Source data

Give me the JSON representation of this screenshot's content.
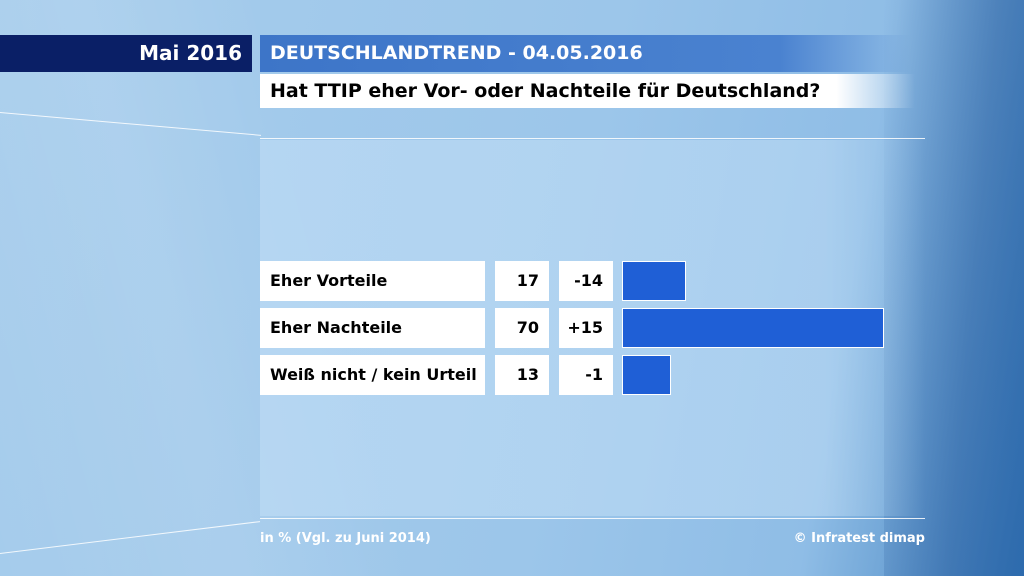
{
  "header": {
    "month": "Mai 2016",
    "title": "DEUTSCHLANDTREND - 04.05.2016",
    "question": "Hat TTIP eher Vor- oder Nachteile für Deutschland?"
  },
  "chart_data": {
    "type": "bar",
    "orientation": "horizontal",
    "title": "Hat TTIP eher Vor- oder Nachteile für Deutschland?",
    "categories": [
      "Eher Vorteile",
      "Eher Nachteile",
      "Weiß nicht / kein Urteil"
    ],
    "values": [
      17,
      70,
      13
    ],
    "changes": [
      "-14",
      "+15",
      "-1"
    ],
    "xlim": [
      0,
      70
    ],
    "unit": "in %",
    "bar_color": "#1f5fd6"
  },
  "footer": {
    "note": "in % (Vgl. zu Juni 2014)",
    "copyright": "© Infratest dimap"
  }
}
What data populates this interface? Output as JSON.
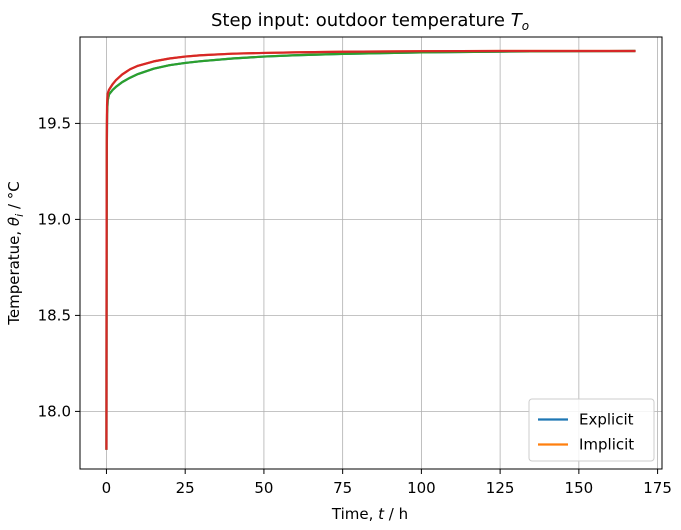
{
  "chart_data": {
    "type": "line",
    "title": "Step input: outdoor temperature ",
    "title_math": "T",
    "title_sub": "o",
    "xlabel": "Time, ",
    "xlabel_math": "t",
    "xlabel_unit": " / h",
    "ylabel": "Temperatue, ",
    "ylabel_math": "θ",
    "ylabel_sub": "i",
    "ylabel_unit": " / °C",
    "xlim": [
      -8.4,
      176.4
    ],
    "ylim": [
      17.7,
      19.95
    ],
    "xticks": [
      0,
      25,
      50,
      75,
      100,
      125,
      150,
      175
    ],
    "xtick_labels": [
      "0",
      "25",
      "50",
      "75",
      "100",
      "125",
      "150",
      "175"
    ],
    "yticks": [
      18.0,
      18.5,
      19.0,
      19.5
    ],
    "ytick_labels": [
      "18.0",
      "18.5",
      "19.0",
      "19.5"
    ],
    "grid": true,
    "legend_position": "lower-right",
    "series": [
      {
        "name": "Explicit",
        "color": "#1f77b4",
        "in_legend": true,
        "x": [
          0,
          0.05,
          0.1,
          0.2,
          0.4,
          0.8,
          1,
          2,
          3,
          5,
          7.5,
          10,
          15,
          20,
          25,
          30,
          40,
          50,
          60,
          75,
          100,
          125,
          150,
          168
        ],
        "y": [
          17.8,
          18.9,
          19.3,
          19.55,
          19.62,
          19.65,
          19.655,
          19.675,
          19.69,
          19.715,
          19.738,
          19.757,
          19.785,
          19.803,
          19.815,
          19.824,
          19.838,
          19.848,
          19.855,
          19.862,
          19.87,
          19.874,
          19.876,
          19.877
        ]
      },
      {
        "name": "Implicit",
        "color": "#ff7f0e",
        "in_legend": true,
        "x": [
          0,
          0.05,
          0.1,
          0.2,
          0.4,
          0.8,
          1,
          2,
          3,
          5,
          7.5,
          10,
          15,
          20,
          25,
          30,
          40,
          50,
          60,
          75,
          100,
          125,
          150,
          168
        ],
        "y": [
          17.8,
          19.0,
          19.4,
          19.6,
          19.655,
          19.675,
          19.68,
          19.705,
          19.725,
          19.755,
          19.782,
          19.8,
          19.823,
          19.838,
          19.848,
          19.855,
          19.863,
          19.867,
          19.87,
          19.873,
          19.876,
          19.877,
          19.877,
          19.877
        ]
      },
      {
        "name": "",
        "color": "#2ca02c",
        "in_legend": false,
        "x": [
          0,
          0.05,
          0.1,
          0.2,
          0.4,
          0.8,
          1,
          2,
          3,
          5,
          7.5,
          10,
          15,
          20,
          25,
          30,
          40,
          50,
          60,
          75,
          100,
          125,
          150,
          168
        ],
        "y": [
          17.8,
          18.9,
          19.3,
          19.55,
          19.62,
          19.65,
          19.655,
          19.675,
          19.69,
          19.715,
          19.738,
          19.757,
          19.785,
          19.803,
          19.815,
          19.824,
          19.838,
          19.848,
          19.855,
          19.862,
          19.87,
          19.874,
          19.876,
          19.877
        ]
      },
      {
        "name": "",
        "color": "#d62728",
        "in_legend": false,
        "x": [
          0,
          0.05,
          0.1,
          0.2,
          0.4,
          0.8,
          1,
          2,
          3,
          5,
          7.5,
          10,
          15,
          20,
          25,
          30,
          40,
          50,
          60,
          75,
          100,
          125,
          150,
          168
        ],
        "y": [
          17.8,
          19.0,
          19.4,
          19.6,
          19.655,
          19.675,
          19.68,
          19.705,
          19.725,
          19.755,
          19.782,
          19.8,
          19.823,
          19.838,
          19.848,
          19.855,
          19.863,
          19.867,
          19.87,
          19.873,
          19.876,
          19.877,
          19.877,
          19.877
        ]
      }
    ]
  }
}
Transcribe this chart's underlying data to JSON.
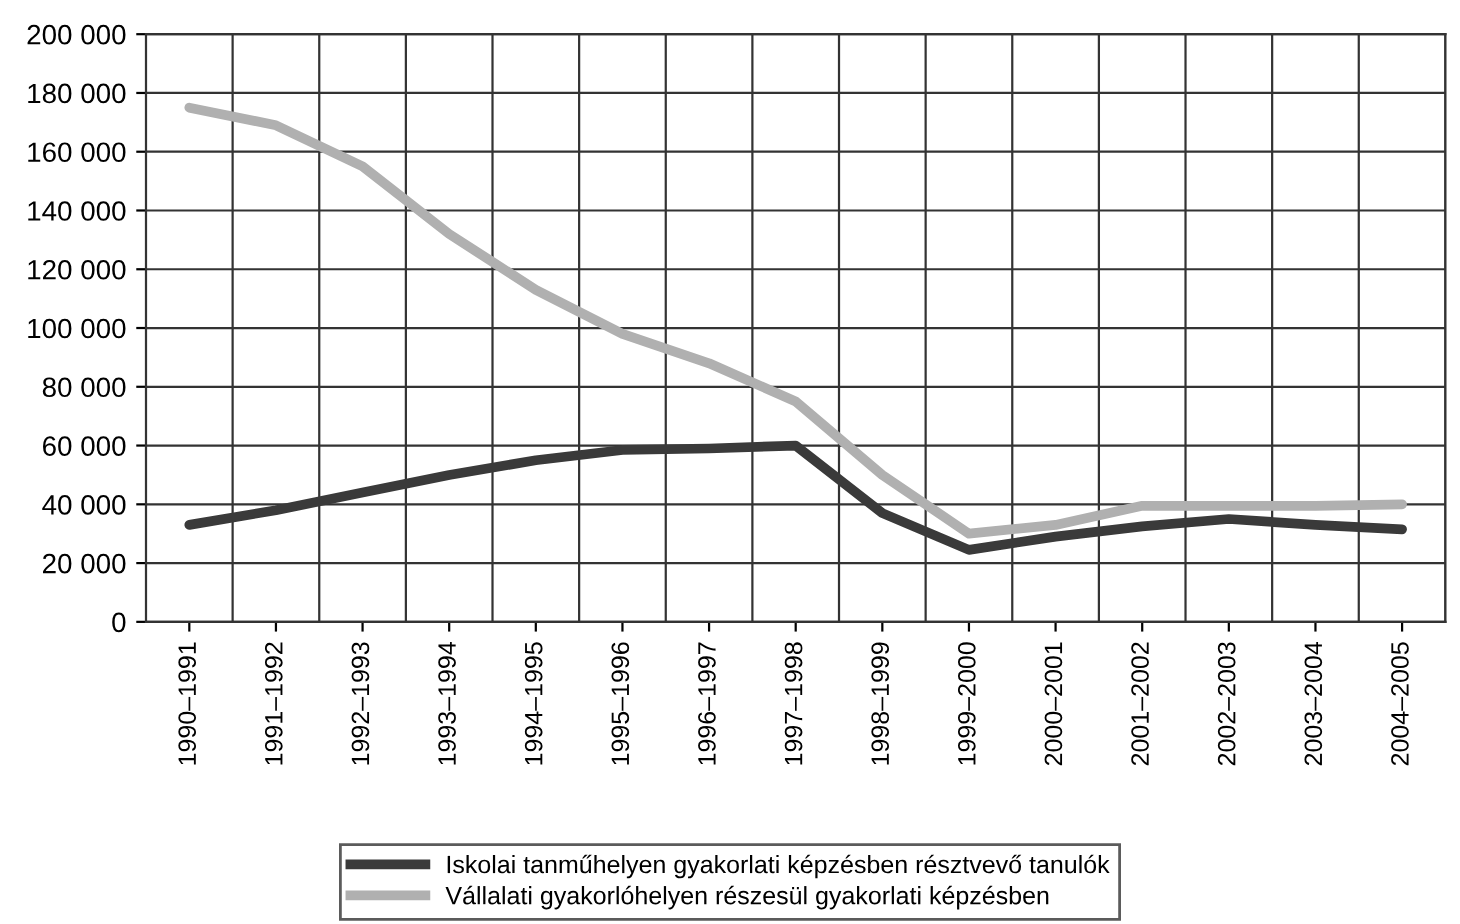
{
  "chart_data": {
    "type": "line",
    "categories": [
      "1990–1991",
      "1991–1992",
      "1992–1993",
      "1993–1994",
      "1994–1995",
      "1995–1996",
      "1996–1997",
      "1997–1998",
      "1998–1999",
      "1999–2000",
      "2000–2001",
      "2001–2002",
      "2002–2003",
      "2003–2004",
      "2004–2005"
    ],
    "series": [
      {
        "name": "Iskolai tanműhelyen gyakorlati képzésben résztvevő tanulók",
        "color": "#3a3a3a",
        "values": [
          33000,
          38000,
          44000,
          50000,
          55000,
          58500,
          59000,
          60000,
          37000,
          24500,
          29000,
          32500,
          35000,
          33000,
          31500
        ]
      },
      {
        "name": "Vállalati gyakorlóhelyen részesül gyakorlati képzésben",
        "color": "#b0b0b0",
        "values": [
          175000,
          169000,
          155000,
          132000,
          113000,
          98000,
          88000,
          75000,
          50000,
          30000,
          33000,
          39500,
          39500,
          39500,
          40000
        ]
      }
    ],
    "ylim": [
      0,
      200000
    ],
    "yticks": [
      {
        "value": 0,
        "label": "0"
      },
      {
        "value": 20000,
        "label": "20 000"
      },
      {
        "value": 40000,
        "label": "40 000"
      },
      {
        "value": 60000,
        "label": "60 000"
      },
      {
        "value": 80000,
        "label": "80 000"
      },
      {
        "value": 100000,
        "label": "100 000"
      },
      {
        "value": 120000,
        "label": "120 000"
      },
      {
        "value": 140000,
        "label": "140 000"
      },
      {
        "value": 160000,
        "label": "160 000"
      },
      {
        "value": 180000,
        "label": "180 000"
      },
      {
        "value": 200000,
        "label": "200 000"
      }
    ],
    "grid": true,
    "legend": "bottom",
    "marker": "none",
    "line_style": "solid"
  }
}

** EXERCISE OBJECTIVE **
Output the entries above exactly. Drop the pictures.

** TASK SOLUTION **
Give me the JSON representation of this screenshot's content.
{
  "header": {
    "month": "Mai 2016",
    "title": "DEUTSCHLANDTREND - 04.05.2016",
    "question": "Hat TTIP eher Vor- oder Nachteile für Deutschland?"
  },
  "chart_data": {
    "type": "bar",
    "orientation": "horizontal",
    "title": "Hat TTIP eher Vor- oder Nachteile für Deutschland?",
    "categories": [
      "Eher Vorteile",
      "Eher Nachteile",
      "Weiß nicht / kein Urteil"
    ],
    "values": [
      17,
      70,
      13
    ],
    "changes": [
      "-14",
      "+15",
      "-1"
    ],
    "xlim": [
      0,
      70
    ],
    "unit": "in %",
    "bar_color": "#1f5fd6"
  },
  "footer": {
    "note": "in % (Vgl. zu Juni 2014)",
    "copyright": "© Infratest dimap"
  }
}
What data populates this interface? Output as JSON.
{
  "chart_data": {
    "type": "line",
    "title": "Step input: outdoor temperature ",
    "title_math": "T",
    "title_sub": "o",
    "xlabel": "Time, ",
    "xlabel_math": "t",
    "xlabel_unit": " / h",
    "ylabel": "Temperatue, ",
    "ylabel_math": "θ",
    "ylabel_sub": "i",
    "ylabel_unit": " / °C",
    "xlim": [
      -8.4,
      176.4
    ],
    "ylim": [
      17.7,
      19.95
    ],
    "xticks": [
      0,
      25,
      50,
      75,
      100,
      125,
      150,
      175
    ],
    "xtick_labels": [
      "0",
      "25",
      "50",
      "75",
      "100",
      "125",
      "150",
      "175"
    ],
    "yticks": [
      18.0,
      18.5,
      19.0,
      19.5
    ],
    "ytick_labels": [
      "18.0",
      "18.5",
      "19.0",
      "19.5"
    ],
    "grid": true,
    "legend_position": "lower-right",
    "series": [
      {
        "name": "Explicit",
        "color": "#1f77b4",
        "in_legend": true,
        "x": [
          0,
          0.05,
          0.1,
          0.2,
          0.4,
          0.8,
          1,
          2,
          3,
          5,
          7.5,
          10,
          15,
          20,
          25,
          30,
          40,
          50,
          60,
          75,
          100,
          125,
          150,
          168
        ],
        "y": [
          17.8,
          18.9,
          19.3,
          19.55,
          19.62,
          19.65,
          19.655,
          19.675,
          19.69,
          19.715,
          19.738,
          19.757,
          19.785,
          19.803,
          19.815,
          19.824,
          19.838,
          19.848,
          19.855,
          19.862,
          19.87,
          19.874,
          19.876,
          19.877
        ]
      },
      {
        "name": "Implicit",
        "color": "#ff7f0e",
        "in_legend": true,
        "x": [
          0,
          0.05,
          0.1,
          0.2,
          0.4,
          0.8,
          1,
          2,
          3,
          5,
          7.5,
          10,
          15,
          20,
          25,
          30,
          40,
          50,
          60,
          75,
          100,
          125,
          150,
          168
        ],
        "y": [
          17.8,
          19.0,
          19.4,
          19.6,
          19.655,
          19.675,
          19.68,
          19.705,
          19.725,
          19.755,
          19.782,
          19.8,
          19.823,
          19.838,
          19.848,
          19.855,
          19.863,
          19.867,
          19.87,
          19.873,
          19.876,
          19.877,
          19.877,
          19.877
        ]
      },
      {
        "name": "",
        "color": "#2ca02c",
        "in_legend": false,
        "x": [
          0,
          0.05,
          0.1,
          0.2,
          0.4,
          0.8,
          1,
          2,
          3,
          5,
          7.5,
          10,
          15,
          20,
          25,
          30,
          40,
          50,
          60,
          75,
          100,
          125,
          150,
          168
        ],
        "y": [
          17.8,
          18.9,
          19.3,
          19.55,
          19.62,
          19.65,
          19.655,
          19.675,
          19.69,
          19.715,
          19.738,
          19.757,
          19.785,
          19.803,
          19.815,
          19.824,
          19.838,
          19.848,
          19.855,
          19.862,
          19.87,
          19.874,
          19.876,
          19.877
        ]
      },
      {
        "name": "",
        "color": "#d62728",
        "in_legend": false,
        "x": [
          0,
          0.05,
          0.1,
          0.2,
          0.4,
          0.8,
          1,
          2,
          3,
          5,
          7.5,
          10,
          15,
          20,
          25,
          30,
          40,
          50,
          60,
          75,
          100,
          125,
          150,
          168
        ],
        "y": [
          17.8,
          19.0,
          19.4,
          19.6,
          19.655,
          19.675,
          19.68,
          19.705,
          19.725,
          19.755,
          19.782,
          19.8,
          19.823,
          19.838,
          19.848,
          19.855,
          19.863,
          19.867,
          19.87,
          19.873,
          19.876,
          19.877,
          19.877,
          19.877
        ]
      }
    ]
  }
}
Transcribe this chart's underlying data to JSON.
{
  "chart_data": {
    "type": "line",
    "categories": [
      "1990–1991",
      "1991–1992",
      "1992–1993",
      "1993–1994",
      "1994–1995",
      "1995–1996",
      "1996–1997",
      "1997–1998",
      "1998–1999",
      "1999–2000",
      "2000–2001",
      "2001–2002",
      "2002–2003",
      "2003–2004",
      "2004–2005"
    ],
    "series": [
      {
        "name": "Iskolai tanműhelyen gyakorlati képzésben résztvevő tanulók",
        "color": "#3a3a3a",
        "values": [
          33000,
          38000,
          44000,
          50000,
          55000,
          58500,
          59000,
          60000,
          37000,
          24500,
          29000,
          32500,
          35000,
          33000,
          31500
        ]
      },
      {
        "name": "Vállalati gyakorlóhelyen részesül gyakorlati képzésben",
        "color": "#b0b0b0",
        "values": [
          175000,
          169000,
          155000,
          132000,
          113000,
          98000,
          88000,
          75000,
          50000,
          30000,
          33000,
          39500,
          39500,
          39500,
          40000
        ]
      }
    ],
    "ylim": [
      0,
      200000
    ],
    "yticks": [
      {
        "value": 0,
        "label": "0"
      },
      {
        "value": 20000,
        "label": "20 000"
      },
      {
        "value": 40000,
        "label": "40 000"
      },
      {
        "value": 60000,
        "label": "60 000"
      },
      {
        "value": 80000,
        "label": "80 000"
      },
      {
        "value": 100000,
        "label": "100 000"
      },
      {
        "value": 120000,
        "label": "120 000"
      },
      {
        "value": 140000,
        "label": "140 000"
      },
      {
        "value": 160000,
        "label": "160 000"
      },
      {
        "value": 180000,
        "label": "180 000"
      },
      {
        "value": 200000,
        "label": "200 000"
      }
    ],
    "grid": true,
    "legend": "bottom",
    "marker": "none",
    "line_style": "solid"
  }
}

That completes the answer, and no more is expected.